§ What the exercise asks
Read through the data and report every line in which the word "категориям" occurs.

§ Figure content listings
——————————

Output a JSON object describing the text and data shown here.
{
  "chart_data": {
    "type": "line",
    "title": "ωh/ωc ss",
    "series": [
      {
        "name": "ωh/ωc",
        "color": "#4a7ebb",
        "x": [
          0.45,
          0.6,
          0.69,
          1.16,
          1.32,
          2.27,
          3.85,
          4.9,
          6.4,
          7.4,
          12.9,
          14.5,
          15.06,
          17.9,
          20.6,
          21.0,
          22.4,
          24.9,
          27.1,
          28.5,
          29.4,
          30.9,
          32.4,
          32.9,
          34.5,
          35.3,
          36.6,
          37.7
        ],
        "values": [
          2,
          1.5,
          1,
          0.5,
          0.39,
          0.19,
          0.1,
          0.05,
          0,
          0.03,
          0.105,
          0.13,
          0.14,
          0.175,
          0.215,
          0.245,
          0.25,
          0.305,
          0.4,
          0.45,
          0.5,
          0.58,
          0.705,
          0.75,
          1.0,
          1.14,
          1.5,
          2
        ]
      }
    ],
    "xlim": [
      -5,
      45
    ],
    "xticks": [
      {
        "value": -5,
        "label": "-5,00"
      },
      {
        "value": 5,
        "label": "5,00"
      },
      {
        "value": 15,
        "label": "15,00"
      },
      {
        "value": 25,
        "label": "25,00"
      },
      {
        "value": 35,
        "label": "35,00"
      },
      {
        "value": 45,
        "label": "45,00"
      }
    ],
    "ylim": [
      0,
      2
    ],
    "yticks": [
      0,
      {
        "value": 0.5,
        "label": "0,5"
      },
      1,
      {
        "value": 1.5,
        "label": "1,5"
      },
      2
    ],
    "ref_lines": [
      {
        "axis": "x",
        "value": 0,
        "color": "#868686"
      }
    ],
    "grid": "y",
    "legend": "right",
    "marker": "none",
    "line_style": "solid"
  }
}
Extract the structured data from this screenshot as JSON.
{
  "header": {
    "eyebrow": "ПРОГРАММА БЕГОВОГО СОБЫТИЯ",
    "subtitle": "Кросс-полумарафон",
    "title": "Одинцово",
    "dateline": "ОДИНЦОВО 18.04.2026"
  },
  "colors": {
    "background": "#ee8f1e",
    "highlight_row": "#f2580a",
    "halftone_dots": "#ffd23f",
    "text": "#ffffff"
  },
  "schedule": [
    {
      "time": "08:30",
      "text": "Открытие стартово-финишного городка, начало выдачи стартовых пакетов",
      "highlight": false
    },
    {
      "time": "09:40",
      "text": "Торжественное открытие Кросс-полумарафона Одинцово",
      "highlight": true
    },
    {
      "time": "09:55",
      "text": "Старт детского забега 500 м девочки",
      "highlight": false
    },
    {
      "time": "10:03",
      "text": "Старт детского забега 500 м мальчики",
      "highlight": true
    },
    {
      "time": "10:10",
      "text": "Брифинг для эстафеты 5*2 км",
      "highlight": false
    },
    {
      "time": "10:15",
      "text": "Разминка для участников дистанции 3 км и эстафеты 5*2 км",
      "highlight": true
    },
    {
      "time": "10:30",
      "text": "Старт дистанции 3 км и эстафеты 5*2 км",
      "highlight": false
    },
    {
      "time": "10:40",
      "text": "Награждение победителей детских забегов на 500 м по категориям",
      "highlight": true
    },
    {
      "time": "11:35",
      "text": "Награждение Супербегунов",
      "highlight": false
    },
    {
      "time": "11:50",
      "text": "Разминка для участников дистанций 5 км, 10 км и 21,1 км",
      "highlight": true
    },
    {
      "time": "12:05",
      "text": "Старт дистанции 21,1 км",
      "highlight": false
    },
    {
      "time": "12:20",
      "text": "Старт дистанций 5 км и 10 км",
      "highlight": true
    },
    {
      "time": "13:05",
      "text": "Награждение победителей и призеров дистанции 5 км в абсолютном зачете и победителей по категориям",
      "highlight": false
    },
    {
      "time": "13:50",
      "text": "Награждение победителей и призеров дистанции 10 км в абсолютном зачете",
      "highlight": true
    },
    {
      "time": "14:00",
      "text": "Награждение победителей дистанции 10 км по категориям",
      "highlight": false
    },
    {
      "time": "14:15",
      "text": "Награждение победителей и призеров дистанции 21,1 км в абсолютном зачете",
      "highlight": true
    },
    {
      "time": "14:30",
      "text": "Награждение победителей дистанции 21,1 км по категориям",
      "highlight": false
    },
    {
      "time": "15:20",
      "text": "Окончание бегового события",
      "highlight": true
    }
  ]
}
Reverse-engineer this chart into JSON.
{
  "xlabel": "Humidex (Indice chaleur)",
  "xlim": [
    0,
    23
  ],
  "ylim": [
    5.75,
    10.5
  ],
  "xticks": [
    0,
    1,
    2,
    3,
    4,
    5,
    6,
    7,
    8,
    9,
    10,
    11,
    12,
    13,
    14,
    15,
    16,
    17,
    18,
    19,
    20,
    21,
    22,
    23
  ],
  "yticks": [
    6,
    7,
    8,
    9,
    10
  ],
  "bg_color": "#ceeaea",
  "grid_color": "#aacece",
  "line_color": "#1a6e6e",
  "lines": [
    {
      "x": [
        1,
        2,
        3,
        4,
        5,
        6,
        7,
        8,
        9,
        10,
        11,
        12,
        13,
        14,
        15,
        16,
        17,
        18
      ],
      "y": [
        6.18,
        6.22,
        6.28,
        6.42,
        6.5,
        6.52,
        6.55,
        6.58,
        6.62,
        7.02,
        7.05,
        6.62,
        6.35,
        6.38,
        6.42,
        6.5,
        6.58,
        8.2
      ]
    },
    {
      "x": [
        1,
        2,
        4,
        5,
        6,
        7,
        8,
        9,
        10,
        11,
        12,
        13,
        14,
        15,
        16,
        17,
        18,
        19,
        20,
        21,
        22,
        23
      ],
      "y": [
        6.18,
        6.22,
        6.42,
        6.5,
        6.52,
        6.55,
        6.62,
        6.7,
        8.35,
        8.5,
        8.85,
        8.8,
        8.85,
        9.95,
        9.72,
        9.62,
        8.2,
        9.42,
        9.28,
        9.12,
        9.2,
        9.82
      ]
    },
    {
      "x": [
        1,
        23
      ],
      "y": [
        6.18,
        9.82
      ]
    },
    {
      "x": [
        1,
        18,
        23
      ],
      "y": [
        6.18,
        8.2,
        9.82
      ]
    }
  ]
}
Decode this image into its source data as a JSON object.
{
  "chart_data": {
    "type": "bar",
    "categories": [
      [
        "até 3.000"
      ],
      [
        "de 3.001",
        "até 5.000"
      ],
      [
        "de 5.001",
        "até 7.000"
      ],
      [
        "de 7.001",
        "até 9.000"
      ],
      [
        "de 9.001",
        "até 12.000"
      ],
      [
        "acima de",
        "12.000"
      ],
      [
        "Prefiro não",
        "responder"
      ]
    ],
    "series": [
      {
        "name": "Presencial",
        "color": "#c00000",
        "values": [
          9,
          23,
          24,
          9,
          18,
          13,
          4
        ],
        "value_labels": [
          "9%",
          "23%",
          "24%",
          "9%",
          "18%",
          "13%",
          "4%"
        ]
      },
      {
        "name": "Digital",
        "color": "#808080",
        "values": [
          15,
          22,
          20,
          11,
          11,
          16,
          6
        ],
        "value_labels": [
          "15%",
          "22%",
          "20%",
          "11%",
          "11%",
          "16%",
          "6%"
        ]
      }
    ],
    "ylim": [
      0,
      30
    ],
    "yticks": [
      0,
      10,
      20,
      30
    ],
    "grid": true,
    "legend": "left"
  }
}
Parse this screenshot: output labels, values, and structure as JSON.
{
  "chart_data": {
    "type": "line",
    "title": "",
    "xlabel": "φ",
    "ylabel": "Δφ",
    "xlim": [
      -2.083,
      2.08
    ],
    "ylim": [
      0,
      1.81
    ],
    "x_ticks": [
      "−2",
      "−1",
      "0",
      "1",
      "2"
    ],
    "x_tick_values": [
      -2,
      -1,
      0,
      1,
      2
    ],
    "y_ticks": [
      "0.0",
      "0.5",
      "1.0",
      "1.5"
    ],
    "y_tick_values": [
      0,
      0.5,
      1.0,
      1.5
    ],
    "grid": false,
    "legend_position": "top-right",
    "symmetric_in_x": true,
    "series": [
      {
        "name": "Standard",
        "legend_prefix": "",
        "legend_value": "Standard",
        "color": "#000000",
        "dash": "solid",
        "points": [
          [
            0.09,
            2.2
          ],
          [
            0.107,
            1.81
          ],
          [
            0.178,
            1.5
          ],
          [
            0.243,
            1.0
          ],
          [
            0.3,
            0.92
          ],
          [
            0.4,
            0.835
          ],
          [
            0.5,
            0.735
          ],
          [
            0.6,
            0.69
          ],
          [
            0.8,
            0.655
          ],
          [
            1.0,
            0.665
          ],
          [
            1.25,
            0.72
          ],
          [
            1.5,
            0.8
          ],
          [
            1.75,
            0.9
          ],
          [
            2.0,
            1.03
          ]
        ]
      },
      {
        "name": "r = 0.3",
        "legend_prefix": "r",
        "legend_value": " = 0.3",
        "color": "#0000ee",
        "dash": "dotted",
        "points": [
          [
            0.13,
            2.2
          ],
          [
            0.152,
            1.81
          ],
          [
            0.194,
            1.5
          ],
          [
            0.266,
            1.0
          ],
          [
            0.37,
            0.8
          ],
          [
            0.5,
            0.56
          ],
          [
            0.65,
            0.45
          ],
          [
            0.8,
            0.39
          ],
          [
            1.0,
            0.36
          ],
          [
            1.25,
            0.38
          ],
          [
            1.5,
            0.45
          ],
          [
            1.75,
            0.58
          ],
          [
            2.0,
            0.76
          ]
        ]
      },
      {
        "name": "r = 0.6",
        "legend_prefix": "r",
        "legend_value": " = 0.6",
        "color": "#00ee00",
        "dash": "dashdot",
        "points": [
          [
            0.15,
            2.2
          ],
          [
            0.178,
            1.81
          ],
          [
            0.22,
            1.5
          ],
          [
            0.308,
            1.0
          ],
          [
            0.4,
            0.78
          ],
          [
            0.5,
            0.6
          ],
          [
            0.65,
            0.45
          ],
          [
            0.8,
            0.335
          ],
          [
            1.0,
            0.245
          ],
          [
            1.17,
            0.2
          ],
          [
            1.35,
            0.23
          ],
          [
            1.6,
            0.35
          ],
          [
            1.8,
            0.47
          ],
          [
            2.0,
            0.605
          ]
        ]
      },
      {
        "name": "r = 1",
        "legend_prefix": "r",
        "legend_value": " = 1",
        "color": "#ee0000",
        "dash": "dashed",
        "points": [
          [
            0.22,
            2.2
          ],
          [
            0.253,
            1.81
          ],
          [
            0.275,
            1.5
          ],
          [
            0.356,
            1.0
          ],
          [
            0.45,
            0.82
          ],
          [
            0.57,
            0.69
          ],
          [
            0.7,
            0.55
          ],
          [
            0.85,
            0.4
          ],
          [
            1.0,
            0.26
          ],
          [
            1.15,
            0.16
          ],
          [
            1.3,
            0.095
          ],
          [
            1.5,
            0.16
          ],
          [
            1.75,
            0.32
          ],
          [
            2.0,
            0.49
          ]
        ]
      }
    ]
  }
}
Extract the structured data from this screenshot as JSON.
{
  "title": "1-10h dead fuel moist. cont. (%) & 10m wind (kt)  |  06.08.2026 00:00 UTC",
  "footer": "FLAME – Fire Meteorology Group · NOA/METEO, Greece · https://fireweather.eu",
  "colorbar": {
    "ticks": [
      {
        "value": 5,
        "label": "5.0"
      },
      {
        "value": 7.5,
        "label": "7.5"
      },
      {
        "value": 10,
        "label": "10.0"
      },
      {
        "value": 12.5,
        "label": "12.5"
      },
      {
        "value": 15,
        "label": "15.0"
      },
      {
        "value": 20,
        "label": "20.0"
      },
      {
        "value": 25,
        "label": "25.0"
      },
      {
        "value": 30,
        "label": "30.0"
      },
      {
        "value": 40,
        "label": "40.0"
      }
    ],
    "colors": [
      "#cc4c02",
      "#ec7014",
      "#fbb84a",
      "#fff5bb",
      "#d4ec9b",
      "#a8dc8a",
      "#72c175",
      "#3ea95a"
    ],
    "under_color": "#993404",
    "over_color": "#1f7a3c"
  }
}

——————————

§ Output below
      "text": "Награждение победителей детских забегов на 500 м по категориям",
      "text": "Награждение победителей и призеров дистанции 5 км в абсолютном зачете и победителей по категориям",
      "text": "Награждение победителей дистанции 10 км по категориям",
      "text": "Награждение победителей дистанции 21,1 км по категориям",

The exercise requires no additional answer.